##### Supplied material

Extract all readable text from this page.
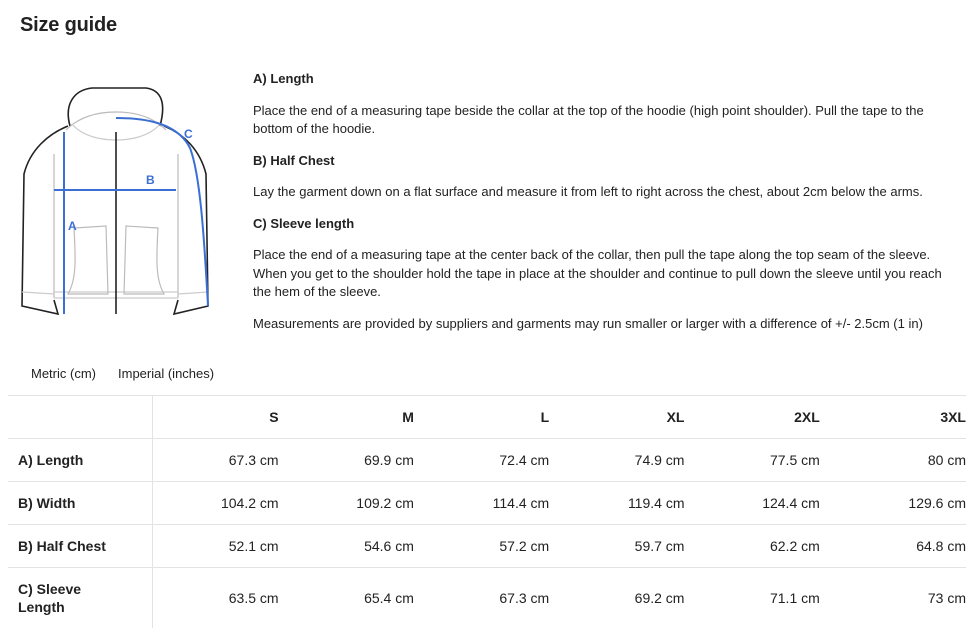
Size guide
A
B
C
A) Length
Place the end of a measuring tape beside the collar at the top of the hoodie (high point shoulder). Pull the tape to the bottom of the hoodie.
B) Half Chest
Lay the garment down on a flat surface and measure it from left to right across the chest, about 2cm below the arms.
C) Sleeve length
Place the end of a measuring tape at the center back of the collar, then pull the tape along the top seam of the sleeve. When you get to the shoulder hold the tape in place at the shoulder and continue to pull down the sleeve until you reach the hem of the sleeve.
Measurements are provided by suppliers and garments may run smaller or larger with a difference of +/- 2.5cm (1 in)
Metric (cm)	Imperial (inches)
	S	M	L	XL	2XL	3XL
A) Length	67.3 cm	69.9 cm	72.4 cm	74.9 cm	77.5 cm	80 cm
B) Width	104.2 cm	109.2 cm	114.4 cm	119.4 cm	124.4 cm	129.6 cm
B) Half Chest	52.1 cm	54.6 cm	57.2 cm	59.7 cm	62.2 cm	64.8 cm
C) Sleeve Length	63.5 cm	65.4 cm	67.3 cm	69.2 cm	71.1 cm	73 cm
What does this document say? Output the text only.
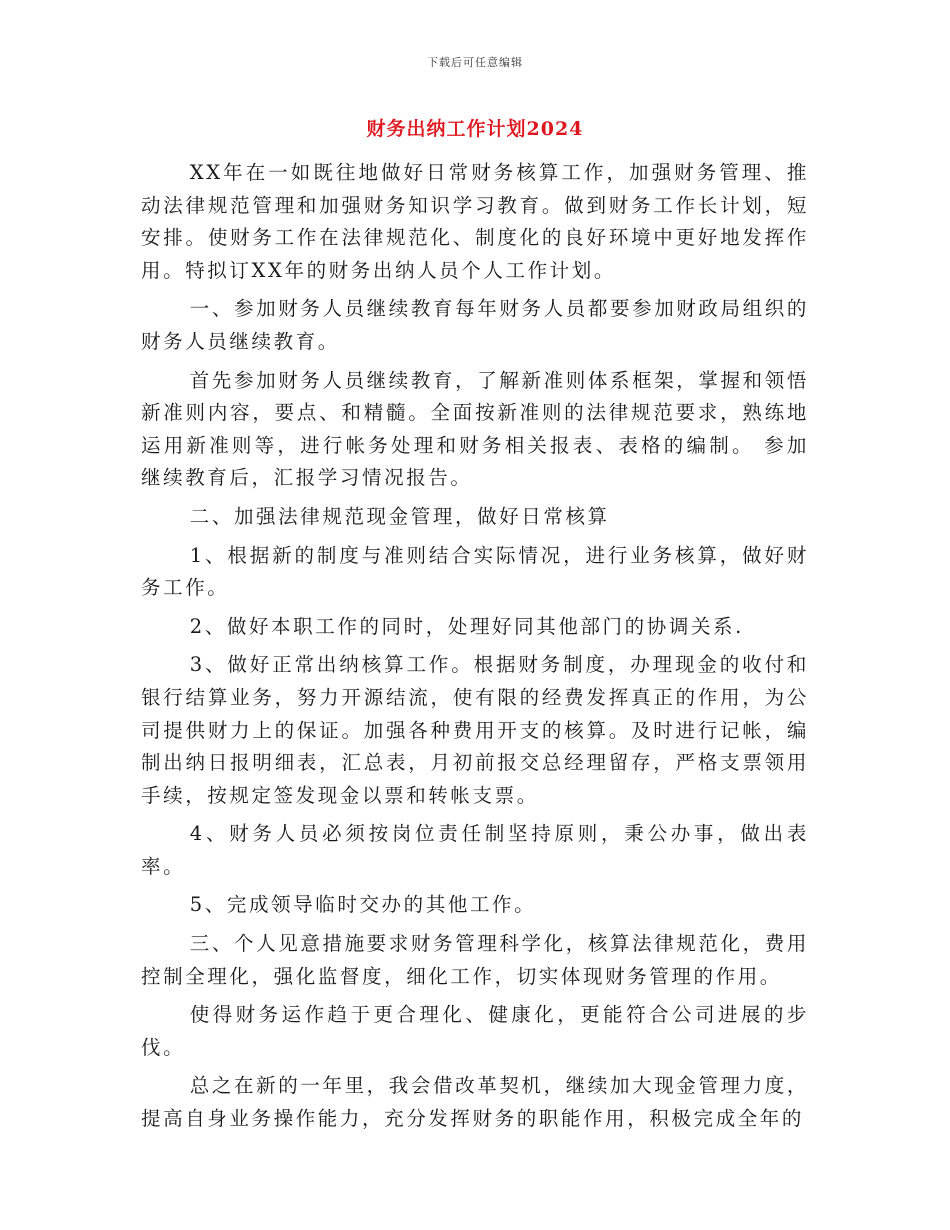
下载后可任意编辑
财务出纳工作计划2024

XX年在一如既往地做好日常财务核算工作，加强财务管理、推动法律规范管理和加强财务知识学习教育。做到财务工作长计划，短安排。使财务工作在法律规范化、制度化的良好环境中更好地发挥作用。特拟订XX年的财务出纳人员个人工作计划。

一、参加财务人员继续教育每年财务人员都要参加财政局组织的财务人员继续教育。

首先参加财务人员继续教育，了解新准则体系框架，掌握和领悟新准则内容，要点、和精髓。全面按新准则的法律规范要求，熟练地运用新准则等，进行帐务处理和财务相关报表、表格的编制。 参加继续教育后，汇报学习情况报告。

二、加强法律规范现金管理，做好日常核算

1、根据新的制度与准则结合实际情况，进行业务核算，做好财务工作。

2、做好本职工作的同时，处理好同其他部门的协调关系.

3、做好正常出纳核算工作。根据财务制度，办理现金的收付和银行结算业务，努力开源结流，使有限的经费发挥真正的作用，为公司提供财力上的保证。加强各种费用开支的核算。及时进行记帐，编制出纳日报明细表，汇总表，月初前报交总经理留存，严格支票领用手续，按规定签发现金以票和转帐支票。

4、财务人员必须按岗位责任制坚持原则，秉公办事，做出表率。

5、完成领导临时交办的其他工作。

三、个人见意措施要求财务管理科学化，核算法律规范化，费用控制全理化，强化监督度，细化工作，切实体现财务管理的作用。

使得财务运作趋于更合理化、健康化，更能符合公司进展的步伐。

总之在新的一年里，我会借改革契机，继续加大现金管理力度，提高自身业务操作能力，充分发挥财务的职能作用，积极完成全年的
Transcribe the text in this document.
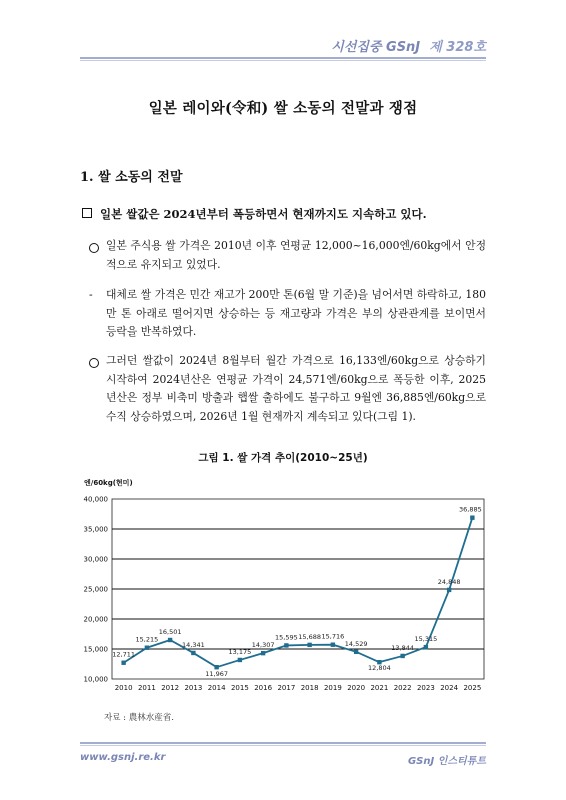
시선집중 GSnJ 제 328호
일본 레이와(令和) 쌀 소동의 전말과 쟁점
1. 쌀 소동의 전말
일본 쌀값은 2024년부터 폭등하면서 현재까지도 지속하고 있다.
일본 주식용 쌀 가격은 2010년 이후 연평균 12,000~16,000엔/60kg에서 안정적으로 유지되고 있었다.
- 대체로 쌀 가격은 민간 재고가 200만 톤(6월 말 기준)을 넘어서면 하락하고, 180만 톤 아래로 떨어지면 상승하는 등 재고량과 가격은 부의 상관관계를 보이면서 등락을 반복하였다.
그러던 쌀값이 2024년 8월부터 월간 가격으로 16,133엔/60kg으로 상승하기 시작하여 2024년산은 연평균 가격이 24,571엔/60kg으로 폭등한 이후, 2025년산은 정부 비축미 방출과 햅쌀 출하에도 불구하고 9월엔 36,885엔/60kg으로 수직 상승하였으며, 2026년 1월 현재까지 계속되고 있다(그림 1).
그림 1. 쌀 가격 추이(2010~25년)
엔/60kg(현미)
10,000
15,000
20,000
25,000
30,000
35,000
40,000
2010 2011 2012 2013 2014 2015 2016 2017 2018 2019 2020 2021 2022 2023 2024 2025
12,711
15,215
16,501
14,341
11,967
13,175
14,307
15,595 15,688 15,716
14,529
12,804
13,844
15,315
24,848
36,885
자료 : 農林水産省.
www.gsnj.re.kr	GSnJ 인스티튜트
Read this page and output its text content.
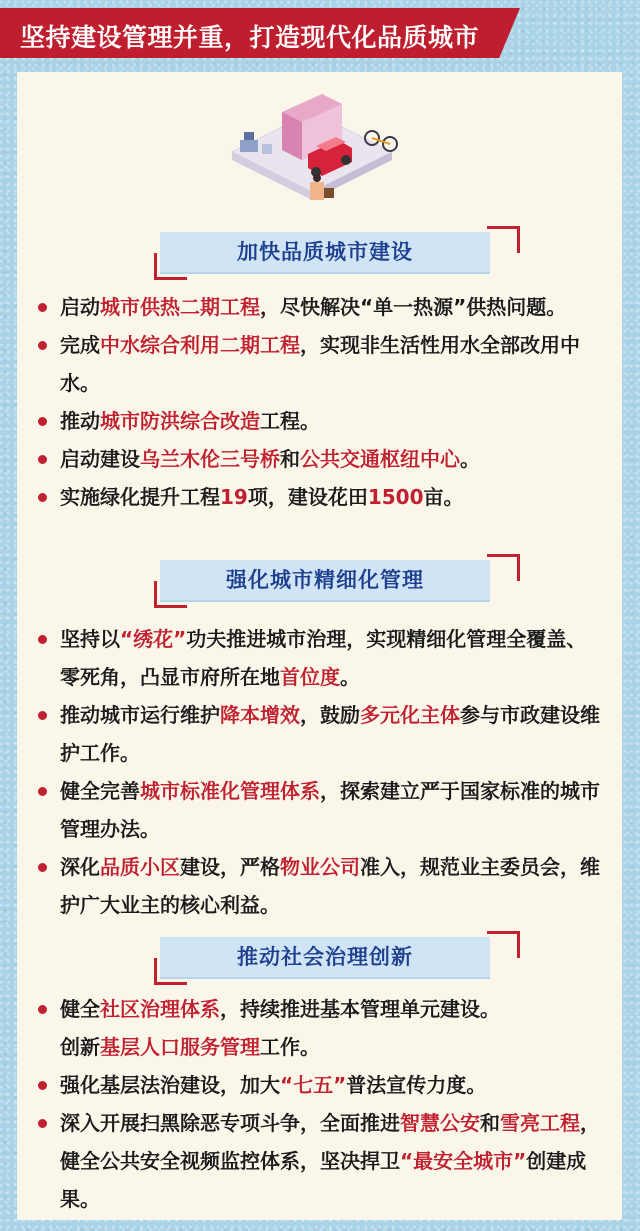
坚持建设管理并重，打造现代化品质城市
加快品质城市建设
启动城市供热二期工程，尽快解决“单一热源”供热问题。
完成中水综合利用二期工程，实现非生活性用水全部改用中水。
推动城市防洪综合改造工程。
启动建设乌兰木伦三号桥和公共交通枢纽中心。
实施绿化提升工程19项，建设花田1500亩。
强化城市精细化管理
坚持以“绣花”功夫推进城市治理，实现精细化管理全覆盖、零死角，凸显市府所在地首位度。
推动城市运行维护降本增效，鼓励多元化主体参与市政建设维护工作。
健全完善城市标准化管理体系，探索建立严于国家标准的城市管理办法。
深化品质小区建设，严格物业公司准入，规范业主委员会，维护广大业主的核心利益。
推动社会治理创新
健全社区治理体系，持续推进基本管理单元建设。
创新基层人口服务管理工作。
强化基层法治建设，加大“七五”普法宣传力度。
深入开展扫黑除恶专项斗争，全面推进智慧公安和雪亮工程，健全公共安全视频监控体系，坚决捍卫“最安全城市”创建成果。
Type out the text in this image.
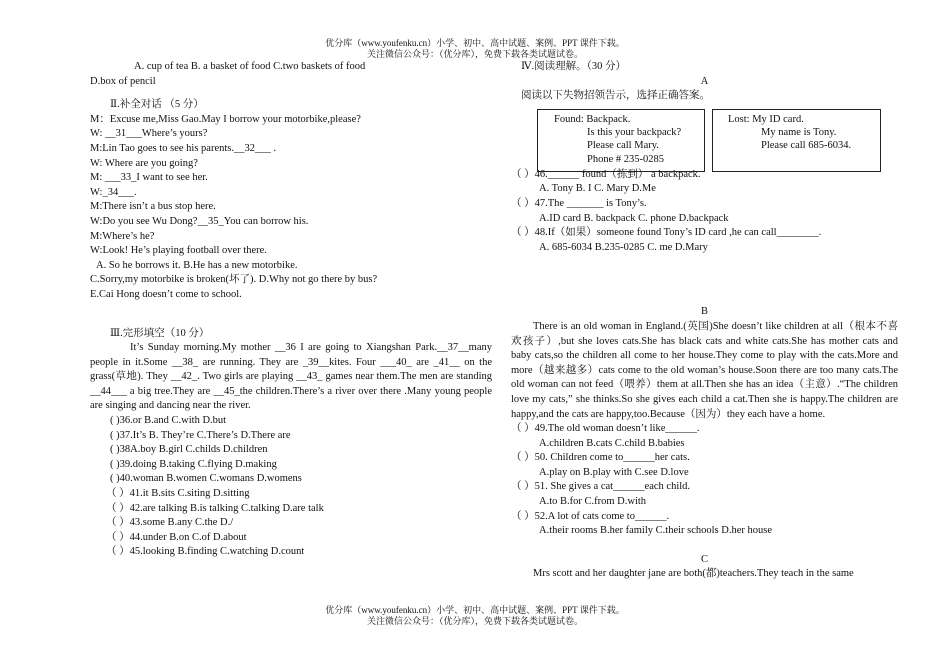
优分库（www.youfenku.cn）小学、初中、高中试题、案例、PPT 课件下载。
关注微信公众号：（优分库），免费下载各类试题试卷。
A. cup of tea B. a basket of food C.two baskets of food
D.box of pencil
Ⅱ.补全对话 （5 分）
M：Excuse me,Miss Gao.May I borrow your motorbike,please?
W: __31___Where’s yours?
M:Lin Tao goes to see his parents.__32___ .
W: Where are you going?
M: ___33_I want to see her.
W:_34___.
M:There isn’t a bus stop here.
W:Do you see Wu Dong?__35_You can borrow his.
M:Where’s he?
W:Look! He’s playing football over there.
A. So he borrows it. B.He has a new motorbike.
C.Sorry,my motorbike is broken(坏了). D.Why not go there by bus?
E.Cai Hong doesn’t come to school.
Ⅲ.完形填空（10 分）
It’s Sunday morning.My mother __36 I are going to Xiangshan Park.__37__many people in it.Some __38_ are running. They are _39__kites. Four ___40_ are _41__ on the grass(草地). They __42_. Two girls are playing __43_ games near them.The men are standing __44___ a big tree.They are __45_the children.There’s a river over there .Many young people are singing and dancing near the river.
( )36.or B.and C.with D.but
( )37.It’s B. They’re C.There’s D.There are
( )38A.boy B.girl C.childs D.children
( )39.doing B.taking C.flying D.making
( )40.woman B.women C.womans D.womens
（ ）41.it B.sits C.siting D.sitting
（ ）42.are talking B.is talking C.talking D.are talk
（ ）43.some B.any C.the D./
（ ）44.under B.on C.of D.about
（ ）45.looking B.finding C.watching D.count
Ⅳ.阅读理解。（30 分）
A
阅读以下失物招领告示，选择正确答案。
（ ）46.______ found（拣到） a backpack.
A. Tony B. I C. Mary D.Me
（ ）47.The _______ is Tony’s.
A.ID card B. backpack C. phone D.backpack
（ ）48.If（如果）someone found Tony’s ID card ,he can call________.
A. 685-6034 B.235-0285 C. me D.Mary
B
There is an old woman in England.(英国)She doesn’t like children at all（根本不喜欢孩子）,but she loves cats.She has black cats and white cats.She has mother cats and baby cats,so the children all come to her house.They come to play with the cats.More and more（越来越多）cats come to the old woman’s house.Soon there are too many cats.The old woman can not feed（喂养）them at all.Then she has an idea（主意）.“The children love my cats,” she thinks.So she gives each child a cat.Then she is happy.The children are happy,and the cats are happy,too.Because（因为）they each have a home.
（ ）49.The old woman doesn’t like______.
A.children B.cats C.child B.babies
（ ）50. Children come to______her cats.
A.play on B.play with C.see D.love
（ ）51. She gives a cat______each child.
A.to B.for C.from D.with
（ ）52.A lot of cats come to______.
A.their rooms B.her family C.their schools D.her house
C
Mrs scott and her daughter jane are both(都)teachers.They teach in the same
Found: Backpack.
Is this your backpack?
Please call Mary.
Phone # 235-0285
Lost: My ID card.
My name is Tony.
Please call 685-6034.
优分库（www.youfenku.cn）小学、初中、高中试题、案例、PPT 课件下载。
关注微信公众号：（优分库），免费下载各类试题试卷。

##########

Select and copy every line of the material that holds the string "GSnJ".

**Solution to the problem**.
시선집중 GSnJ 제 328호
www.gsnj.re.kr	GSnJ 인스티튜트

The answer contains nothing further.